===== SUPPLIED MATERIAL =====

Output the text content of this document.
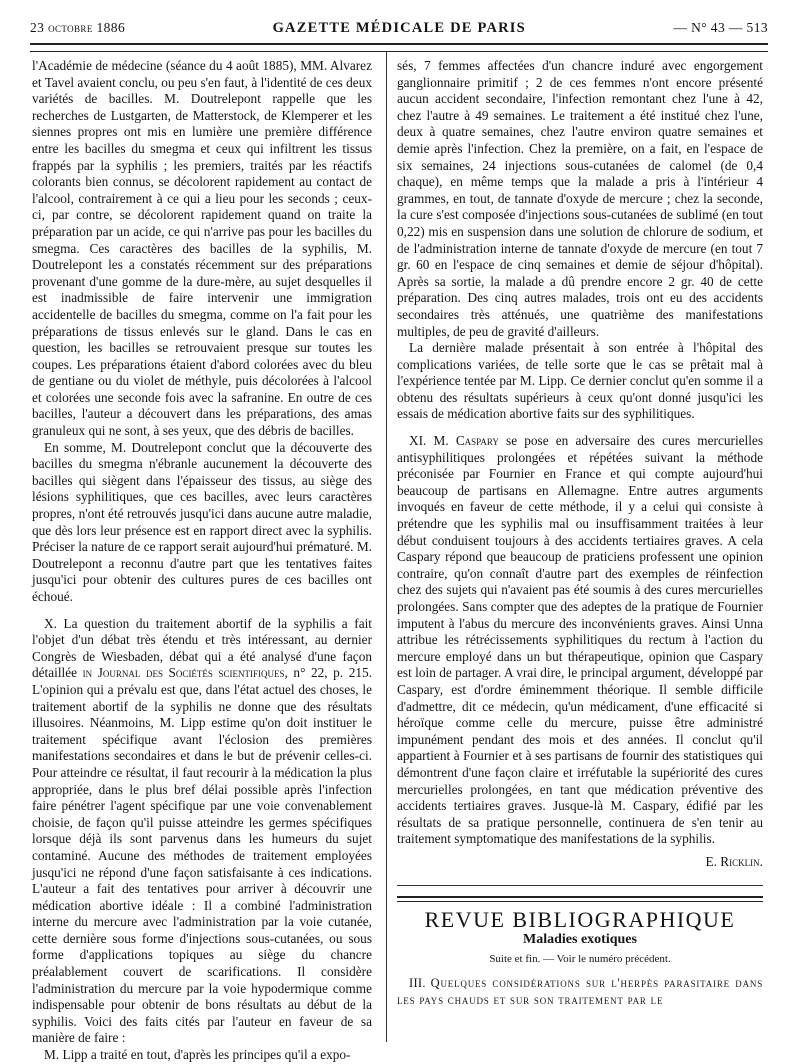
23 octobre 1886	GAZETTE MÉDICALE DE PARIS	— N° 43 — 513

l'Académie de médecine (séance du 4 août 1885), MM. Alvarez et Tavel avaient conclu, ou peu s'en faut, à l'identité de ces deux variétés de bacilles. M. Doutrelepont rappelle que les recherches de Lustgarten, de Matterstock, de Klemperer et les siennes propres ont mis en lumière une première différence entre les bacilles du smegma et ceux qui infiltrent les tissus frappés par la syphilis ; les premiers, traités par les réactifs colorants bien connus, se décolorent rapidement au contact de l'alcool, contrairement à ce qui a lieu pour les seconds ; ceux-ci, par contre, se décolorent rapidement quand on traite la préparation par un acide, ce qui n'arrive pas pour les bacilles du smegma. Ces caractères des bacilles de la syphilis, M. Doutrelepont les a constatés récemment sur des préparations provenant d'une gomme de la dure-mère, au sujet desquelles il est inadmissible de faire intervenir une immigration accidentelle de bacilles du smegma, comme on l'a fait pour les préparations de tissus enlevés sur le gland. Dans le cas en question, les bacilles se retrouvaient presque sur toutes les coupes. Les préparations étaient d'abord colorées avec du bleu de gentiane ou du violet de méthyle, puis décolorées à l'alcool et colorées une seconde fois avec la safranine. En outre de ces bacilles, l'auteur a découvert dans les préparations, des amas granuleux qui ne sont, à ses yeux, que des débris de bacilles.

En somme, M. Doutrelepont conclut que la découverte des bacilles du smegma n'ébranle aucunement la découverte des bacilles qui siègent dans l'épaisseur des tissus, au siège des lésions syphilitiques, que ces bacilles, avec leurs caractères propres, n'ont été retrouvés jusqu'ici dans aucune autre maladie, que dès lors leur présence est en rapport direct avec la syphilis. Préciser la nature de ce rapport serait aujourd'hui prématuré. M. Doutrelepont a reconnu d'autre part que les tentatives faites jusqu'ici pour obtenir des cultures pures de ces bacilles ont échoué.

X. La question du traitement abortif de la syphilis a fait l'objet d'un débat très étendu et très intéressant, au dernier Congrès de Wiesbaden, débat qui a été analysé d'une façon détaillée in Journal des Sociétés scientifiques, n° 22, p. 215. L'opinion qui a prévalu est que, dans l'état actuel des choses, le traitement abortif de la syphilis ne donne que des résultats illusoires. Néanmoins, M. Lipp estime qu'on doit instituer le traitement spécifique avant l'éclosion des premières manifestations secondaires et dans le but de prévenir celles-ci. Pour atteindre ce résultat, il faut recourir à la médication la plus appropriée, dans le plus bref délai possible après l'infection faire pénétrer l'agent spécifique par une voie convenablement choisie, de façon qu'il puisse atteindre les germes spécifiques lorsque déjà ils sont parvenus dans les humeurs du sujet contaminé. Aucune des méthodes de traitement employées jusqu'ici ne répond d'une façon satisfaisante à ces indications. L'auteur a fait des tentatives pour arriver à découvrir une médication abortive idéale : Il a combiné l'administration interne du mercure avec l'administration par la voie cutanée, cette dernière sous forme d'injections sous-cutanées, ou sous forme d'applications topiques au siège du chancre préalablement couvert de scarifications. Il considère l'administration du mercure par la voie hypodermique comme indispensable pour obtenir de bons résultats au début de la syphilis. Voici des faits cités par l'auteur en faveur de sa manière de faire :

M. Lipp a traité en tout, d'après les principes qu'il a expo-

sés, 7 femmes affectées d'un chancre induré avec engorgement ganglionnaire primitif ; 2 de ces femmes n'ont encore présenté aucun accident secondaire, l'infection remontant chez l'une à 42, chez l'autre à 49 semaines. Le traitement a été institué chez l'une, deux à quatre semaines, chez l'autre environ quatre semaines et demie après l'infection. Chez la première, on a fait, en l'espace de six semaines, 24 injections sous-cutanées de calomel (de 0,4 chaque), en même temps que la malade a pris à l'intérieur 4 grammes, en tout, de tannate d'oxyde de mercure ; chez la seconde, la cure s'est composée d'injections sous-cutanées de sublimé (en tout 0,22) mis en suspension dans une solution de chlorure de sodium, et de l'administration interne de tannate d'oxyde de mercure (en tout 7 gr. 60 en l'espace de cinq semaines et demie de séjour d'hôpital). Après sa sortie, la malade a dû prendre encore 2 gr. 40 de cette préparation. Des cinq autres malades, trois ont eu des accidents secondaires très atténués, une quatrième des manifestations multiples, de peu de gravité d'ailleurs.

La dernière malade présentait à son entrée à l'hôpital des complications variées, de telle sorte que le cas se prêtait mal à l'expérience tentée par M. Lipp. Ce dernier conclut qu'en somme il a obtenu des résultats supérieurs à ceux qu'ont donné jusqu'ici les essais de médication abortive faits sur des syphilitiques.

XI. M. Caspary se pose en adversaire des cures mercurielles antisyphilitiques prolongées et répétées suivant la méthode préconisée par Fournier en France et qui compte aujourd'hui beaucoup de partisans en Allemagne. Entre autres arguments invoqués en faveur de cette méthode, il y a celui qui consiste à prétendre que les syphilis mal ou insuffisamment traitées à leur début conduisent toujours à des accidents tertiaires graves. A cela Caspary répond que beaucoup de praticiens professent une opinion contraire, qu'on connaît d'autre part des exemples de réinfection chez des sujets qui n'avaient pas été soumis à des cures mercurielles prolongées. Sans compter que des adeptes de la pratique de Fournier imputent à l'abus du mercure des inconvénients graves. Ainsi Unna attribue les rétrécissements syphilitiques du rectum à l'action du mercure employé dans un but thérapeutique, opinion que Caspary est loin de partager. A vrai dire, le principal argument, développé par Caspary, est d'ordre éminemment théorique. Il semble difficile d'admettre, dit ce médecin, qu'un médicament, d'une efficacité si héroïque comme celle du mercure, puisse être administré impunément pendant des mois et des années. Il conclut qu'il appartient à Fournier et à ses partisans de fournir des statistiques qui démontrent d'une façon claire et irréfutable la supériorité des cures mercurielles prolongées, en tant que médication préventive des accidents tertiaires graves. Jusque-là M. Caspary, édifié par les résultats de sa pratique personnelle, continuera de s'en tenir au traitement symptomatique des manifestations de la syphilis.

E. Ricklin.
REVUE BIBLIOGRAPHIQUE
Maladies exotiques
Suite et fin. — Voir le numéro précédent.

III. Quelques considérations sur l'herpès parasitaire dans les pays chauds et sur son traitement par le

=====

EXERCISE —
In the records above, collect each line with "faits".

FINISHED TASK —
X. La question du traitement abortif de la syphilis a fait l'objet d'un débat très étendu et très intéressant, au dernier Congrès de Wiesbaden, débat qui a été analysé d'une façon détaillée in Journal des Sociétés scientifiques, n° 22, p. 215. L'opinion qui a prévalu est que, dans l'état actuel des choses, le traitement abortif de la syphilis ne donne que des résultats illusoires. Néanmoins, M. Lipp estime qu'on doit instituer le traitement spécifique avant l'éclosion des premières manifestations secondaires et dans le but de prévenir celles-ci. Pour atteindre ce résultat, il faut recourir à la médication la plus appropriée, dans le plus bref délai possible après l'infection faire pénétrer l'agent spécifique par une voie convenablement choisie, de façon qu'il puisse atteindre les germes spécifiques lorsque déjà ils sont parvenus dans les humeurs du sujet contaminé. Aucune des méthodes de traitement employées jusqu'ici ne répond d'une façon satisfaisante à ces indications. L'auteur a fait des tentatives pour arriver à découvrir une médication abortive idéale : Il a combiné l'administration interne du mercure avec l'administration par la voie cutanée, cette dernière sous forme d'injections sous-cutanées, ou sous forme d'applications topiques au siège du chancre préalablement couvert de scarifications. Il considère l'administration du mercure par la voie hypodermique comme indispensable pour obtenir de bons résultats au début de la syphilis. Voici des faits cités par l'auteur en faveur de sa manière de faire :
La dernière malade présentait à son entrée à l'hôpital des complications variées, de telle sorte que le cas se prêtait mal à l'expérience tentée par M. Lipp. Ce dernier conclut qu'en somme il a obtenu des résultats supérieurs à ceux qu'ont donné jusqu'ici les essais de médication abortive faits sur des syphilitiques.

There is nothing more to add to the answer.